- AIM -
Lines containing the word "this" need to be counted. Please reply with how many there are, and nothing else.

- DATA SHOWN -
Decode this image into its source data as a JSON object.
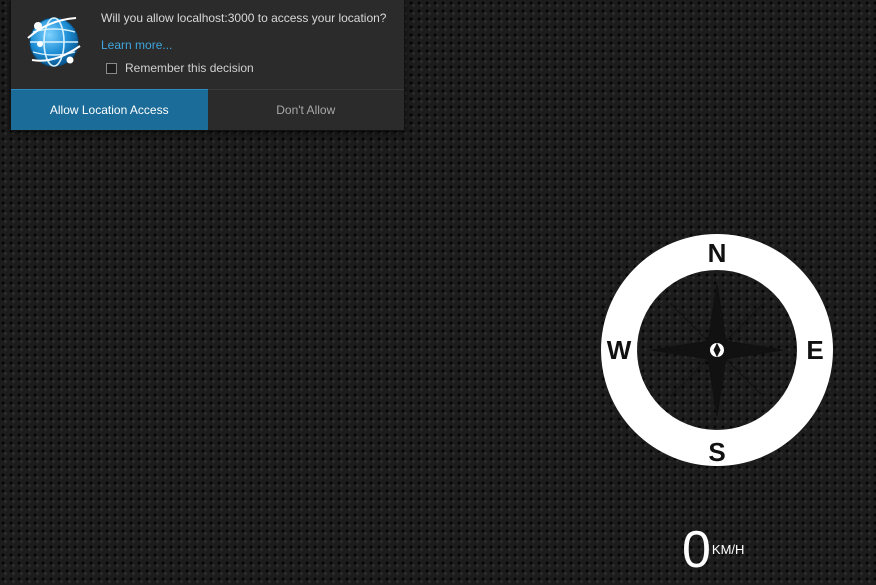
{
  "popup": {
    "question": "Will you allow localhost:3000 to access your location?",
    "learn_more": "Learn more...",
    "remember_label": "Remember this decision",
    "remember_checked": false,
    "allow_button": "Allow Location Access",
    "deny_button": "Don't Allow",
    "icon": "globe-location-icon"
  },
  "compass": {
    "north": "N",
    "south": "S",
    "east": "E",
    "west": "W",
    "icon": "compass-rose-icon"
  },
  "speed": {
    "value": "0",
    "unit": "KM/H"
  },
  "colors": {
    "accent": "#1b6c98",
    "link": "#3fa6dd",
    "background": "#1c1c1c",
    "compass_ring": "#ffffff",
    "compass_rose": "#111111"
  }
}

- EXERCISE RESULT -
2